Records supplied:
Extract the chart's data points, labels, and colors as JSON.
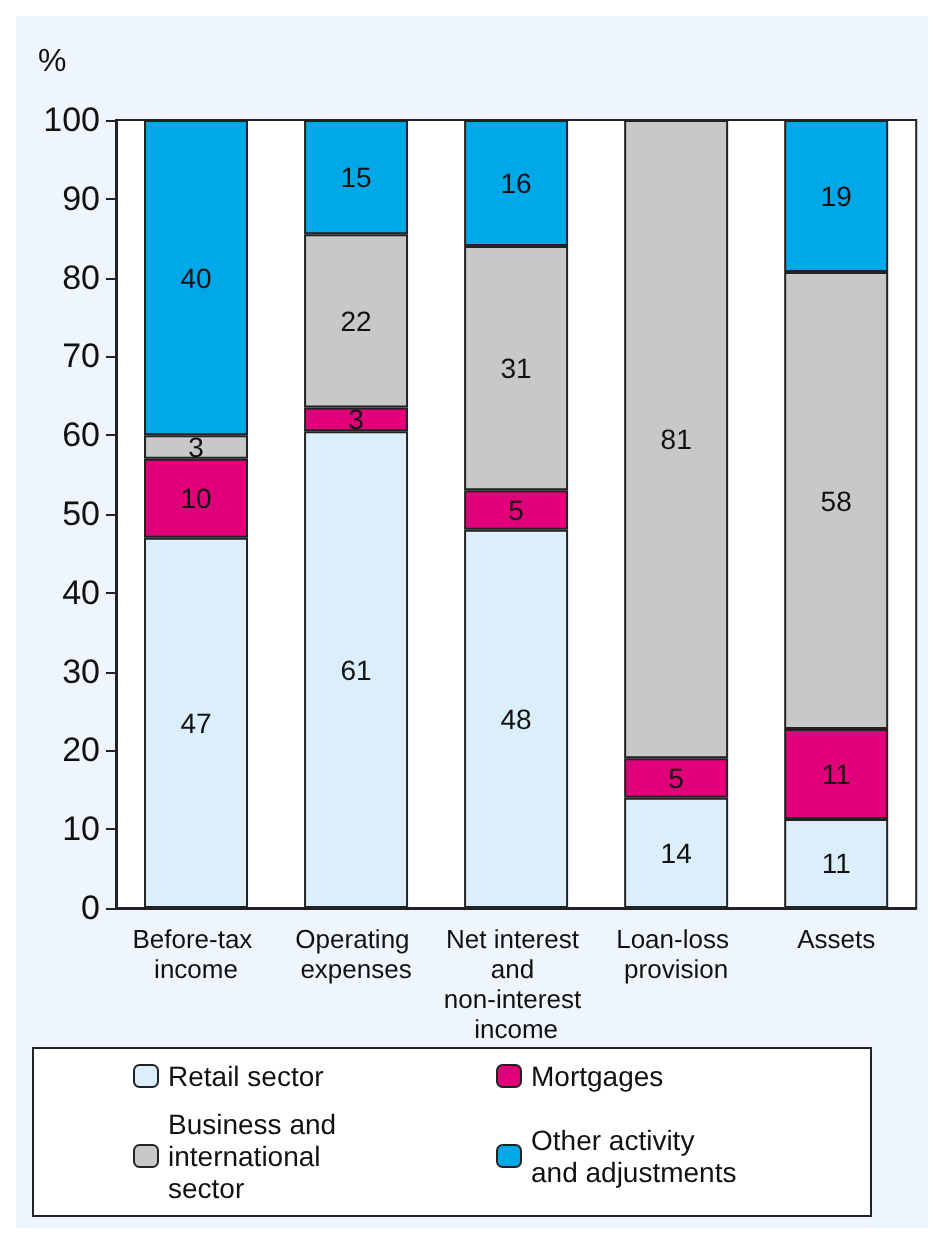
{
  "chart_data": {
    "type": "bar",
    "stacked": true,
    "ylabel": "%",
    "categories": [
      "Before-tax income",
      "Operating expenses",
      "Net interest and non-interest income",
      "Loan-loss provision",
      "Assets"
    ],
    "series": [
      {
        "name": "Retail sector",
        "color": "#dbeefb",
        "values": [
          47,
          60.5,
          48,
          14,
          11.3
        ],
        "value_labels": [
          "47",
          "61",
          "48",
          "14",
          "11"
        ]
      },
      {
        "name": "Mortgages",
        "color": "#e0007a",
        "values": [
          10,
          3,
          5,
          5,
          11.4
        ],
        "value_labels": [
          "10",
          "3",
          "5",
          "5",
          "11"
        ]
      },
      {
        "name": "Business and international sector",
        "color": "#c8c8c8",
        "values": [
          3,
          22,
          31,
          81,
          58
        ],
        "value_labels": [
          "3",
          "22",
          "31",
          "81",
          "58"
        ]
      },
      {
        "name": "Other activity and adjustments",
        "color": "#00a8e8",
        "values": [
          40,
          14.5,
          16,
          null,
          19.3
        ],
        "value_labels": [
          "40",
          "15",
          "16",
          null,
          "19"
        ]
      }
    ],
    "ylim": [
      0,
      100
    ],
    "yticks": [
      0,
      10,
      20,
      30,
      40,
      50,
      60,
      70,
      80,
      90,
      100
    ],
    "grid": false,
    "legend": "bottom"
  }
}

The task:
Return every line from the records above that holds the word "name".

Output for this exercise:
        "name": "Retail sector",
        "name": "Mortgages",
        "name": "Business and international sector",
        "name": "Other activity and adjustments",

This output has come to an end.